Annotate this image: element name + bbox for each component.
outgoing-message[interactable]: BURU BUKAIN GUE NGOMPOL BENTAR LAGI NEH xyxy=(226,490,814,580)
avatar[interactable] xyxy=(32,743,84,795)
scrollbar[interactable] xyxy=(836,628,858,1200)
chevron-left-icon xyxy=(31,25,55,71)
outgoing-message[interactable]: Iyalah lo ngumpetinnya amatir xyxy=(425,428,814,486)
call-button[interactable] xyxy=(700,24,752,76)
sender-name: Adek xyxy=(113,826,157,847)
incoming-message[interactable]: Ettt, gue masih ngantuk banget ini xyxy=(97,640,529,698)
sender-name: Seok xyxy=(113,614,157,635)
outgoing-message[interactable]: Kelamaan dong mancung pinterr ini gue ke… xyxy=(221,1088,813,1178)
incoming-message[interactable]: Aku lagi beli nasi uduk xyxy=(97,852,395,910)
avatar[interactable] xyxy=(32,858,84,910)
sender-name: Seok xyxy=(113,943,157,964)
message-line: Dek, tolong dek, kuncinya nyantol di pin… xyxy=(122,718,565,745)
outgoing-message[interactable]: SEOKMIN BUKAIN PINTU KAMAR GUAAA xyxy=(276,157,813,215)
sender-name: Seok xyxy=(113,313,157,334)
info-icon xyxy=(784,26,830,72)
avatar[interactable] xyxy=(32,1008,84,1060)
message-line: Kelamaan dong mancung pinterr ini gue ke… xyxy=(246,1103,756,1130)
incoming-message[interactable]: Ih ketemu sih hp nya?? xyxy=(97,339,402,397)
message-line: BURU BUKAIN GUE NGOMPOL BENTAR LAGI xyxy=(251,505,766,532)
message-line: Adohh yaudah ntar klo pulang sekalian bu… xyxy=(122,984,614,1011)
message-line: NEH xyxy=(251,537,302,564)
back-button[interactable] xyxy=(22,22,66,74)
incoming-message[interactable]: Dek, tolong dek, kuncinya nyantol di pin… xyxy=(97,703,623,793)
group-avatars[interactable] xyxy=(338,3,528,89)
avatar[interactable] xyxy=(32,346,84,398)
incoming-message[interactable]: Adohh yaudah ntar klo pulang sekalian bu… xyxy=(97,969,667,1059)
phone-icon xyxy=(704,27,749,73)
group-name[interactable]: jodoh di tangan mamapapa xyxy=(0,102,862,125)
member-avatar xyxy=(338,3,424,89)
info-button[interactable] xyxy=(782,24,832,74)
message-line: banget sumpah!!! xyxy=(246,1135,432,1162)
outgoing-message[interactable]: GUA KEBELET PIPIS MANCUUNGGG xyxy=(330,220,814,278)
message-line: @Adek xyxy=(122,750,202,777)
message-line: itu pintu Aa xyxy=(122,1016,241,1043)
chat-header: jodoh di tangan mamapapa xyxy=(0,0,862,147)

-------

## Da fare
Ricopia parola per parola tutte le righe dei record qui sopra, senza cambiare nulla.

## Risultato
Annotate this image: element name + bbox for each component.
outgoing-message[interactable]: BURU BUKAIN GUE NGOMPOL BENTAR LAGI NEH xyxy=(226,490,814,580)
avatar[interactable] xyxy=(32,743,84,795)
scrollbar[interactable] xyxy=(836,628,858,1200)
chevron-left-icon xyxy=(31,25,55,71)
outgoing-message[interactable]: Iyalah lo ngumpetinnya amatir xyxy=(425,428,814,486)
call-button[interactable] xyxy=(700,24,752,76)
sender-name: Adek xyxy=(113,826,157,847)
incoming-message[interactable]: Ettt, gue masih ngantuk banget ini xyxy=(97,640,529,698)
sender-name: Seok xyxy=(113,614,157,635)
outgoing-message[interactable]: Kelamaan dong mancung pinterr ini gue ke… xyxy=(221,1088,813,1178)
incoming-message[interactable]: Aku lagi beli nasi uduk xyxy=(97,852,395,910)
avatar[interactable] xyxy=(32,858,84,910)
sender-name: Seok xyxy=(113,943,157,964)
message-line: Dek, tolong dek, kuncinya nyantol di pin… xyxy=(122,718,565,745)
outgoing-message[interactable]: SEOKMIN BUKAIN PINTU KAMAR GUAAA xyxy=(276,157,813,215)
sender-name: Seok xyxy=(113,313,157,334)
info-icon xyxy=(784,26,830,72)
avatar[interactable] xyxy=(32,1008,84,1060)
message-line: Kelamaan dong mancung pinterr ini gue ke… xyxy=(246,1103,756,1130)
incoming-message[interactable]: Ih ketemu sih hp nya?? xyxy=(97,339,402,397)
message-line: BURU BUKAIN GUE NGOMPOL BENTAR LAGI xyxy=(251,505,766,532)
message-line: Adohh yaudah ntar klo pulang sekalian bu… xyxy=(122,984,614,1011)
message-line: NEH xyxy=(251,537,302,564)
back-button[interactable] xyxy=(22,22,66,74)
incoming-message[interactable]: Dek, tolong dek, kuncinya nyantol di pin… xyxy=(97,703,623,793)
group-avatars[interactable] xyxy=(338,3,528,89)
avatar[interactable] xyxy=(32,346,84,398)
incoming-message[interactable]: Adohh yaudah ntar klo pulang sekalian bu… xyxy=(97,969,667,1059)
phone-icon xyxy=(704,27,749,73)
group-name[interactable]: jodoh di tangan mamapapa xyxy=(0,102,862,125)
member-avatar xyxy=(338,3,424,89)
info-button[interactable] xyxy=(782,24,832,74)
message-line: banget sumpah!!! xyxy=(246,1135,432,1162)
outgoing-message[interactable]: GUA KEBELET PIPIS MANCUUNGGG xyxy=(330,220,814,278)
message-line: @Adek xyxy=(122,750,202,777)
message-line: itu pintu Aa xyxy=(122,1016,241,1043)
chat-header: jodoh di tangan mamapapa xyxy=(0,0,862,147)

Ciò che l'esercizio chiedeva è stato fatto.